* EXERCISE REQUIREMENTS
Copy each line that holds "Solvetic".

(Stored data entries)
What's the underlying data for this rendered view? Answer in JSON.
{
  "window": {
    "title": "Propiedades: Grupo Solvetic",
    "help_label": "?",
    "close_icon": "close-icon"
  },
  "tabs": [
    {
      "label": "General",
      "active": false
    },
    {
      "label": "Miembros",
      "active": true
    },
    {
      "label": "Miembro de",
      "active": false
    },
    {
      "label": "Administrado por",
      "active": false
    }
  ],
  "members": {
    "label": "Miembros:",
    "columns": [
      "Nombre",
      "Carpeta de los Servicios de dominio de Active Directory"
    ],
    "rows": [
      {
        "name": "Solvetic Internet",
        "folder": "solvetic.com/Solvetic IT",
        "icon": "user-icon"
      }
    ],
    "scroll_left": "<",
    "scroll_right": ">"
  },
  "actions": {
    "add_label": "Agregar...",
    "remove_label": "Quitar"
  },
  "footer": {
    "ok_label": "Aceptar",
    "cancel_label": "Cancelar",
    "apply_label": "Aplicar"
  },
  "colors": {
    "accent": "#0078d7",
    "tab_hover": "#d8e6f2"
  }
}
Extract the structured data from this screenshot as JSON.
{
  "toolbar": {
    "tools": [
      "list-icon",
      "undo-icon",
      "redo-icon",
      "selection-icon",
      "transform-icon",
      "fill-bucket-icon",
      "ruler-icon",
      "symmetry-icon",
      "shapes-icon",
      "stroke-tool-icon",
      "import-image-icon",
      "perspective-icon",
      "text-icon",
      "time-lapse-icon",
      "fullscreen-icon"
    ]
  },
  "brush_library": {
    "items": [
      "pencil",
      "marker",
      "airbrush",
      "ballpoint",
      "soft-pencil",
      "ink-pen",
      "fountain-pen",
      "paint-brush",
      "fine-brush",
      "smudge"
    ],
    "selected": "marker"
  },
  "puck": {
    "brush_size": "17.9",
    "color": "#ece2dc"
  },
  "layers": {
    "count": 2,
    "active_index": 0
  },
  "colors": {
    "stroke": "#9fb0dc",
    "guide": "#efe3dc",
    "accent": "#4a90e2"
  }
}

* ANSWER BELOW
    "title": "Propiedades: Grupo Solvetic",
        "name": "Solvetic Internet",
        "folder": "solvetic.com/Solvetic IT",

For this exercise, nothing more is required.